PROMPT: Every record below is to be retyped exactly.

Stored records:
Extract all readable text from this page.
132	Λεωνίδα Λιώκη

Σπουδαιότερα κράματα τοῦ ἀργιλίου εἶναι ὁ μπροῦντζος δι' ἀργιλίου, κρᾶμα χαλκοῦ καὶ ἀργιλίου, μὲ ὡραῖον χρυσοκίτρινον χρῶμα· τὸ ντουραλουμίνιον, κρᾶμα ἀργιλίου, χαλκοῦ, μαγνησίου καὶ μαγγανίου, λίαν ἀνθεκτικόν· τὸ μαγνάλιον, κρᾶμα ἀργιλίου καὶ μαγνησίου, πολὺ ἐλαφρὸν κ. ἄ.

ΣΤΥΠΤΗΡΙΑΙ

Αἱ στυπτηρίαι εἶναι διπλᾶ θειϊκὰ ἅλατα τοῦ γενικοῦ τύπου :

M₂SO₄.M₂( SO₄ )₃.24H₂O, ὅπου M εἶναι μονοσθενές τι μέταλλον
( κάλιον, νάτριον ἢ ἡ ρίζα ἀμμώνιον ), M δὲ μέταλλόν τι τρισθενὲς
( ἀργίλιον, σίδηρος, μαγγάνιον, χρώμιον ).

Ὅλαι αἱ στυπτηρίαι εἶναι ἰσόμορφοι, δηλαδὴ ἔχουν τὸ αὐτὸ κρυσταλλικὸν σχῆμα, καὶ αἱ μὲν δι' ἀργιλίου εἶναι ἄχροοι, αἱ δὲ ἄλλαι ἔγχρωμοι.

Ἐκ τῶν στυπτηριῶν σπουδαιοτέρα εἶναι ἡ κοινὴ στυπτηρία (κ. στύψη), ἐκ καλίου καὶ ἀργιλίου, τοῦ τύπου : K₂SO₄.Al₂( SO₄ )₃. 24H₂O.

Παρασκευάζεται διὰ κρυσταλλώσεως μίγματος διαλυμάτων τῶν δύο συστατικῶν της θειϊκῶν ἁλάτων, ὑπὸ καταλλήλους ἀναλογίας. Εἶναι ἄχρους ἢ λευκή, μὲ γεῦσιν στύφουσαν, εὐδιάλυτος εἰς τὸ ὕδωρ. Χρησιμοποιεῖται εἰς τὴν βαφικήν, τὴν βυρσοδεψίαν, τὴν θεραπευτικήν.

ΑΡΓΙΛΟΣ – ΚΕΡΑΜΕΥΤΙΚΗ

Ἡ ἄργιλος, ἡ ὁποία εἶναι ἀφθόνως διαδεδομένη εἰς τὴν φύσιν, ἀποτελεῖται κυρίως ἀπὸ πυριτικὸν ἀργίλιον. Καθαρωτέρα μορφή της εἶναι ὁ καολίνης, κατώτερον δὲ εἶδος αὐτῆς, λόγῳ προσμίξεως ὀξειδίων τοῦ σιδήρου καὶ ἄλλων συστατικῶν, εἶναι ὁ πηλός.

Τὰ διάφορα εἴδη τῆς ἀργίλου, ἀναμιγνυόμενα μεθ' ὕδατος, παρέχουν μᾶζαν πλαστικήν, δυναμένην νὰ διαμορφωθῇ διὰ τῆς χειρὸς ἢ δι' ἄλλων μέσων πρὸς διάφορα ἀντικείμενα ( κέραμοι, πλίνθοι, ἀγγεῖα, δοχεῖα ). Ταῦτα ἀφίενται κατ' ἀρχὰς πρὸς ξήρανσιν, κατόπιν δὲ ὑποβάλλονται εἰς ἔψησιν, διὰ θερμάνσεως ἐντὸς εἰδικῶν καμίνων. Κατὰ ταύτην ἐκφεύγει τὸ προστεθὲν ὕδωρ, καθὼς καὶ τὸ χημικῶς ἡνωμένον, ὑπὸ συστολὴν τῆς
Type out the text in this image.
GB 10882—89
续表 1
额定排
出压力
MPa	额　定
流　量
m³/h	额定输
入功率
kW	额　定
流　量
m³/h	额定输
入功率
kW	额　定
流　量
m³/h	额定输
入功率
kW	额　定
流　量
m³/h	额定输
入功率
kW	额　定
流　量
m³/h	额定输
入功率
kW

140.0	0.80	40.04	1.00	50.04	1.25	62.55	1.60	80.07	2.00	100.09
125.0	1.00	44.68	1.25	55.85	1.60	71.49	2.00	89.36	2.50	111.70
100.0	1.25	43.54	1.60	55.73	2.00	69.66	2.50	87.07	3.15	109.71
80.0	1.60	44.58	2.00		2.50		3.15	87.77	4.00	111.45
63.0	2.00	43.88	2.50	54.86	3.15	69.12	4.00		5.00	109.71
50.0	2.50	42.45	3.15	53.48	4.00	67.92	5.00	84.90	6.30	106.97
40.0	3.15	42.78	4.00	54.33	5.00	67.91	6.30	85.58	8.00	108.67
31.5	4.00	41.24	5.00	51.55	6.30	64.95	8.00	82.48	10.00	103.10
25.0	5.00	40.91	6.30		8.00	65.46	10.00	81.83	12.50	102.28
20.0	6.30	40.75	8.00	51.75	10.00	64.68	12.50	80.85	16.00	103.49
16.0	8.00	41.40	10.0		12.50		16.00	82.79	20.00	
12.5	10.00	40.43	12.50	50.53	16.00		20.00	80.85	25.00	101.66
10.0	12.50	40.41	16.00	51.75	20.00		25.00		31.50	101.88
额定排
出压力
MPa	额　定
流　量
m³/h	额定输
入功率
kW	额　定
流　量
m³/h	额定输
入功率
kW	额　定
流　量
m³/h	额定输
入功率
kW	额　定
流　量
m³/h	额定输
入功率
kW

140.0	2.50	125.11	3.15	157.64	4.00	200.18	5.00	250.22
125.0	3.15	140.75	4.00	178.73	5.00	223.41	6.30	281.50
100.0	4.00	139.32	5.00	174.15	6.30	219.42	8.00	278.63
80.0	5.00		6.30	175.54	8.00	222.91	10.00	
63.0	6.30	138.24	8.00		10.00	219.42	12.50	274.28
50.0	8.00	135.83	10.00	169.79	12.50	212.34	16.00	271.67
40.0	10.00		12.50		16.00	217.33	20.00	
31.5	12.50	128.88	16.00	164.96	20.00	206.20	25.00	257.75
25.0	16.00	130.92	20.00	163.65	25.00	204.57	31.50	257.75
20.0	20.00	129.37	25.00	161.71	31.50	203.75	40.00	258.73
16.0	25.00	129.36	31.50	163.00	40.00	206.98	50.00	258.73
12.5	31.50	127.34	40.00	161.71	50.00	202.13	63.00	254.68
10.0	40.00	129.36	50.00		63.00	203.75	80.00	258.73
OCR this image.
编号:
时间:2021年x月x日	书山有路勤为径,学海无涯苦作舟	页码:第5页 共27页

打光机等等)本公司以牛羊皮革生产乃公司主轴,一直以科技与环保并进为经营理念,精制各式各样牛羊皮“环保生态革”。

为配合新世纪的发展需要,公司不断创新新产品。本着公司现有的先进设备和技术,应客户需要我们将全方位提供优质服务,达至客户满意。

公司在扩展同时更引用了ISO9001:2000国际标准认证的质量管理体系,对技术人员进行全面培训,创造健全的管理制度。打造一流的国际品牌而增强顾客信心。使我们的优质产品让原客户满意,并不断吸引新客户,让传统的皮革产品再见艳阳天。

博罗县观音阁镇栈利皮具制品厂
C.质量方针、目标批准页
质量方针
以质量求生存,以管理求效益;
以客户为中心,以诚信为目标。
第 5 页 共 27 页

EXPECTED ANSWER:
Extract all readable text from this page.
132	Λεωνίδα Λιώκη

Σπουδαιότερα κράματα τοῦ ἀργιλίου εἶναι ὁ μπροῦντζος δι' ἀργιλίου, κρᾶμα χαλκοῦ καὶ ἀργιλίου, μὲ ὡραῖον χρυσοκίτρινον χρῶμα· τὸ ντουραλουμίνιον, κρᾶμα ἀργιλίου, χαλκοῦ, μαγνησίου καὶ μαγγανίου, λίαν ἀνθεκτικόν· τὸ μαγνάλιον, κρᾶμα ἀργιλίου καὶ μαγνησίου, πολὺ ἐλαφρὸν κ. ἄ.

ΣΤΥΠΤΗΡΙΑΙ

Αἱ στυπτηρίαι εἶναι διπλᾶ θειϊκὰ ἅλατα τοῦ γενικοῦ τύπου :

M₂SO₄.M₂( SO₄ )₃.24H₂O, ὅπου M εἶναι μονοσθενές τι μέταλλον
( κάλιον, νάτριον ἢ ἡ ρίζα ἀμμώνιον ), M δὲ μέταλλόν τι τρισθενὲς
( ἀργίλιον, σίδηρος, μαγγάνιον, χρώμιον ).

Ὅλαι αἱ στυπτηρίαι εἶναι ἰσόμορφοι, δηλαδὴ ἔχουν τὸ αὐτὸ κρυσταλλικὸν σχῆμα, καὶ αἱ μὲν δι' ἀργιλίου εἶναι ἄχροοι, αἱ δὲ ἄλλαι ἔγχρωμοι.

Ἐκ τῶν στυπτηριῶν σπουδαιοτέρα εἶναι ἡ κοινὴ στυπτηρία (κ. στύψη), ἐκ καλίου καὶ ἀργιλίου, τοῦ τύπου : K₂SO₄.Al₂( SO₄ )₃. 24H₂O.

Παρασκευάζεται διὰ κρυσταλλώσεως μίγματος διαλυμάτων τῶν δύο συστατικῶν της θειϊκῶν ἁλάτων, ὑπὸ καταλλήλους ἀναλογίας. Εἶναι ἄχρους ἢ λευκή, μὲ γεῦσιν στύφουσαν, εὐδιάλυτος εἰς τὸ ὕδωρ. Χρησιμοποιεῖται εἰς τὴν βαφικήν, τὴν βυρσοδεψίαν, τὴν θεραπευτικήν.

ΑΡΓΙΛΟΣ – ΚΕΡΑΜΕΥΤΙΚΗ

Ἡ ἄργιλος, ἡ ὁποία εἶναι ἀφθόνως διαδεδομένη εἰς τὴν φύσιν, ἀποτελεῖται κυρίως ἀπὸ πυριτικὸν ἀργίλιον. Καθαρωτέρα μορφή της εἶναι ὁ καολίνης, κατώτερον δὲ εἶδος αὐτῆς, λόγῳ προσμίξεως ὀξειδίων τοῦ σιδήρου καὶ ἄλλων συστατικῶν, εἶναι ὁ πηλός.

Τὰ διάφορα εἴδη τῆς ἀργίλου, ἀναμιγνυόμενα μεθ' ὕδατος, παρέχουν μᾶζαν πλαστικήν, δυναμένην νὰ διαμορφωθῇ διὰ τῆς χειρὸς ἢ δι' ἄλλων μέσων πρὸς διάφορα ἀντικείμενα ( κέραμοι, πλίνθοι, ἀγγεῖα, δοχεῖα ). Ταῦτα ἀφίενται κατ' ἀρχὰς πρὸς ξήρανσιν, κατόπιν δὲ ὑποβάλλονται εἰς ἔψησιν, διὰ θερμάνσεως ἐντὸς εἰδικῶν καμίνων. Κατὰ ταύτην ἐκφεύγει τὸ προστεθὲν ὕδωρ, καθὼς καὶ τὸ χημικῶς ἡνωμένον, ὑπὸ συστολὴν τῆς
Type out the text in this image.
GB 10882—89
续表 1
额定排
出压力
MPa	额　定
流　量
m³/h	额定输
入功率
kW	额　定
流　量
m³/h	额定输
入功率
kW	额　定
流　量
m³/h	额定输
入功率
kW	额　定
流　量
m³/h	额定输
入功率
kW	额　定
流　量
m³/h	额定输
入功率
kW

140.0	0.80	40.04	1.00	50.04	1.25	62.55	1.60	80.07	2.00	100.09
125.0	1.00	44.68	1.25	55.85	1.60	71.49	2.00	89.36	2.50	111.70
100.0	1.25	43.54	1.60	55.73	2.00	69.66	2.50	87.07	3.15	109.71
80.0	1.60	44.58	2.00		2.50		3.15	87.77	4.00	111.45
63.0	2.00	43.88	2.50	54.86	3.15	69.12	4.00		5.00	109.71
50.0	2.50	42.45	3.15	53.48	4.00	67.92	5.00	84.90	6.30	106.97
40.0	3.15	42.78	4.00	54.33	5.00	67.91	6.30	85.58	8.00	108.67
31.5	4.00	41.24	5.00	51.55	6.30	64.95	8.00	82.48	10.00	103.10
25.0	5.00	40.91	6.30		8.00	65.46	10.00	81.83	12.50	102.28
20.0	6.30	40.75	8.00	51.75	10.00	64.68	12.50	80.85	16.00	103.49
16.0	8.00	41.40	10.0		12.50		16.00	82.79	20.00	
12.5	10.00	40.43	12.50	50.53	16.00		20.00	80.85	25.00	101.66
10.0	12.50	40.41	16.00	51.75	20.00		25.00		31.50	101.88
额定排
出压力
MPa	额　定
流　量
m³/h	额定输
入功率
kW	额　定
流　量
m³/h	额定输
入功率
kW	额　定
流　量
m³/h	额定输
入功率
kW	额　定
流　量
m³/h	额定输
入功率
kW

140.0	2.50	125.11	3.15	157.64	4.00	200.18	5.00	250.22
125.0	3.15	140.75	4.00	178.73	5.00	223.41	6.30	281.50
100.0	4.00	139.32	5.00	174.15	6.30	219.42	8.00	278.63
80.0	5.00		6.30	175.54	8.00	222.91	10.00	
63.0	6.30	138.24	8.00		10.00	219.42	12.50	274.28
50.0	8.00	135.83	10.00	169.79	12.50	212.34	16.00	271.67
40.0	10.00		12.50		16.00	217.33	20.00	
31.5	12.50	128.88	16.00	164.96	20.00	206.20	25.00	257.75
25.0	16.00	130.92	20.00	163.65	25.00	204.57	31.50	257.75
20.0	20.00	129.37	25.00	161.71	31.50	203.75	40.00	258.73
16.0	25.00	129.36	31.50	163.00	40.00	206.98	50.00	258.73
12.5	31.50	127.34	40.00	161.71	50.00	202.13	63.00	254.68
10.0	40.00	129.36	50.00		63.00	203.75	80.00	258.73
OCR this image.
编号:
时间:2021年x月x日	书山有路勤为径,学海无涯苦作舟	页码:第5页 共27页

打光机等等)本公司以牛羊皮革生产乃公司主轴,一直以科技与环保并进为经营理念,精制各式各样牛羊皮“环保生态革”。

为配合新世纪的发展需要,公司不断创新新产品。本着公司现有的先进设备和技术,应客户需要我们将全方位提供优质服务,达至客户满意。

公司在扩展同时更引用了ISO9001:2000国际标准认证的质量管理体系,对技术人员进行全面培训,创造健全的管理制度。打造一流的国际品牌而增强顾客信心。使我们的优质产品让原客户满意,并不断吸引新客户,让传统的皮革产品再见艳阳天。

博罗县观音阁镇栈利皮具制品厂
C.质量方针、目标批准页
质量方针
以质量求生存,以管理求效益;
以客户为中心,以诚信为目标。
第 5 页 共 27 页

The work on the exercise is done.